Region and label listings:
◆ ◆ ◆
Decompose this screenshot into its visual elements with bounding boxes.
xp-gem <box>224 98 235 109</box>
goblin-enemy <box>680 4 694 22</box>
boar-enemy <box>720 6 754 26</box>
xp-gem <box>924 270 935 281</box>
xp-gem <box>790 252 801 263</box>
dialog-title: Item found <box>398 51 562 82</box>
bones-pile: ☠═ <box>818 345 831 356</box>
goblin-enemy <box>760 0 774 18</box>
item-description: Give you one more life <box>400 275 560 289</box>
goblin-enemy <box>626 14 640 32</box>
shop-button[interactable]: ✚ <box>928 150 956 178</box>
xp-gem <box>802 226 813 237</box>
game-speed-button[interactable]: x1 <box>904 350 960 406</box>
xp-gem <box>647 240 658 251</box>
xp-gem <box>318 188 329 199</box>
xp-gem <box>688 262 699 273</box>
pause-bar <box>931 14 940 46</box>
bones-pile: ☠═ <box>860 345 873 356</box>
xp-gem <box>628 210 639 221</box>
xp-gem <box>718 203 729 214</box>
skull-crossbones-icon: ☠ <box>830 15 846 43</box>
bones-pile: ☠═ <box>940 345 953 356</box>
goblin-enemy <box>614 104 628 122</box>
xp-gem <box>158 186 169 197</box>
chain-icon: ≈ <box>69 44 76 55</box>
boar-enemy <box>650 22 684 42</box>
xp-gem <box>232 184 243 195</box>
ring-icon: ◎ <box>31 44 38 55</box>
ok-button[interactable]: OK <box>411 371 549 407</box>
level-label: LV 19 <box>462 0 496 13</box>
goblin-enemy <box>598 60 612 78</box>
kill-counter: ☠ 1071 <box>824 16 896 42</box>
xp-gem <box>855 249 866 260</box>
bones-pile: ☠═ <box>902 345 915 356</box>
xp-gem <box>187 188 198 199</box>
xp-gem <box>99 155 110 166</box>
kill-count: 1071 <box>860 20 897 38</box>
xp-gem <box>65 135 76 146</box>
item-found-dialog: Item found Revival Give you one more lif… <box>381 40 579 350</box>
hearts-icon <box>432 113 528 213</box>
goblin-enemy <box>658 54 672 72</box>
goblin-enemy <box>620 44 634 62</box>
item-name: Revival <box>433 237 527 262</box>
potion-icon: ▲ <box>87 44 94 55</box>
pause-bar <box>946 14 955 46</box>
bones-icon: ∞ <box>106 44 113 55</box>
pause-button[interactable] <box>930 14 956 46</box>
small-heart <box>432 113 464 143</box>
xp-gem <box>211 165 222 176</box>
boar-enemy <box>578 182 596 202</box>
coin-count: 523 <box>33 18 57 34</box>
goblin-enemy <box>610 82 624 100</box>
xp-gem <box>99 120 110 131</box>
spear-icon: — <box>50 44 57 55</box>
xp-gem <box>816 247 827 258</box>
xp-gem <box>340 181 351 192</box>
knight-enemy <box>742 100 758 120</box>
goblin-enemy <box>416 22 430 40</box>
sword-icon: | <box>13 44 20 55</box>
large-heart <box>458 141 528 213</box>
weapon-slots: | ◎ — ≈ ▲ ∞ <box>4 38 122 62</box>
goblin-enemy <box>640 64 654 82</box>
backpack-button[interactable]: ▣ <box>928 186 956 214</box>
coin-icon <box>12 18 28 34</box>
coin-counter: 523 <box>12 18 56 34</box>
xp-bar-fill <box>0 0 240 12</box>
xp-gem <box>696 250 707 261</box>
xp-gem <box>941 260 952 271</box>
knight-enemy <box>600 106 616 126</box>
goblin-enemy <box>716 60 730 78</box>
◆ ◆ ◆
PROMPT:
Copy every line of the data above without any change.

COMPLETE ANSWER:
Decompose this screenshot into its visual elements with bounding boxes.
xp-gem <box>224 98 235 109</box>
goblin-enemy <box>680 4 694 22</box>
boar-enemy <box>720 6 754 26</box>
xp-gem <box>924 270 935 281</box>
xp-gem <box>790 252 801 263</box>
dialog-title: Item found <box>398 51 562 82</box>
bones-pile: ☠═ <box>818 345 831 356</box>
goblin-enemy <box>760 0 774 18</box>
item-description: Give you one more life <box>400 275 560 289</box>
goblin-enemy <box>626 14 640 32</box>
shop-button[interactable]: ✚ <box>928 150 956 178</box>
xp-gem <box>802 226 813 237</box>
game-speed-button[interactable]: x1 <box>904 350 960 406</box>
xp-gem <box>647 240 658 251</box>
xp-gem <box>318 188 329 199</box>
xp-gem <box>688 262 699 273</box>
pause-bar <box>931 14 940 46</box>
bones-pile: ☠═ <box>860 345 873 356</box>
xp-gem <box>628 210 639 221</box>
xp-gem <box>718 203 729 214</box>
skull-crossbones-icon: ☠ <box>830 15 846 43</box>
bones-pile: ☠═ <box>940 345 953 356</box>
goblin-enemy <box>614 104 628 122</box>
xp-gem <box>158 186 169 197</box>
chain-icon: ≈ <box>69 44 76 55</box>
boar-enemy <box>650 22 684 42</box>
xp-gem <box>232 184 243 195</box>
ring-icon: ◎ <box>31 44 38 55</box>
ok-button[interactable]: OK <box>411 371 549 407</box>
level-label: LV 19 <box>462 0 496 13</box>
goblin-enemy <box>598 60 612 78</box>
kill-counter: ☠ 1071 <box>824 16 896 42</box>
xp-gem <box>855 249 866 260</box>
bones-pile: ☠═ <box>902 345 915 356</box>
xp-gem <box>187 188 198 199</box>
xp-gem <box>99 155 110 166</box>
kill-count: 1071 <box>860 20 897 38</box>
xp-gem <box>65 135 76 146</box>
item-found-dialog: Item found Revival Give you one more lif… <box>381 40 579 350</box>
hearts-icon <box>432 113 528 213</box>
goblin-enemy <box>658 54 672 72</box>
goblin-enemy <box>620 44 634 62</box>
item-name: Revival <box>433 237 527 262</box>
potion-icon: ▲ <box>87 44 94 55</box>
pause-bar <box>946 14 955 46</box>
bones-icon: ∞ <box>106 44 113 55</box>
pause-button[interactable] <box>930 14 956 46</box>
small-heart <box>432 113 464 143</box>
xp-gem <box>211 165 222 176</box>
boar-enemy <box>578 182 596 202</box>
coin-count: 523 <box>33 18 57 34</box>
goblin-enemy <box>610 82 624 100</box>
xp-gem <box>99 120 110 131</box>
spear-icon: — <box>50 44 57 55</box>
xp-gem <box>816 247 827 258</box>
xp-gem <box>340 181 351 192</box>
knight-enemy <box>742 100 758 120</box>
goblin-enemy <box>416 22 430 40</box>
sword-icon: | <box>13 44 20 55</box>
large-heart <box>458 141 528 213</box>
weapon-slots: | ◎ — ≈ ▲ ∞ <box>4 38 122 62</box>
goblin-enemy <box>640 64 654 82</box>
backpack-button[interactable]: ▣ <box>928 186 956 214</box>
coin-icon <box>12 18 28 34</box>
coin-counter: 523 <box>12 18 56 34</box>
xp-bar-fill <box>0 0 240 12</box>
xp-gem <box>696 250 707 261</box>
xp-gem <box>941 260 952 271</box>
knight-enemy <box>600 106 616 126</box>
goblin-enemy <box>716 60 730 78</box>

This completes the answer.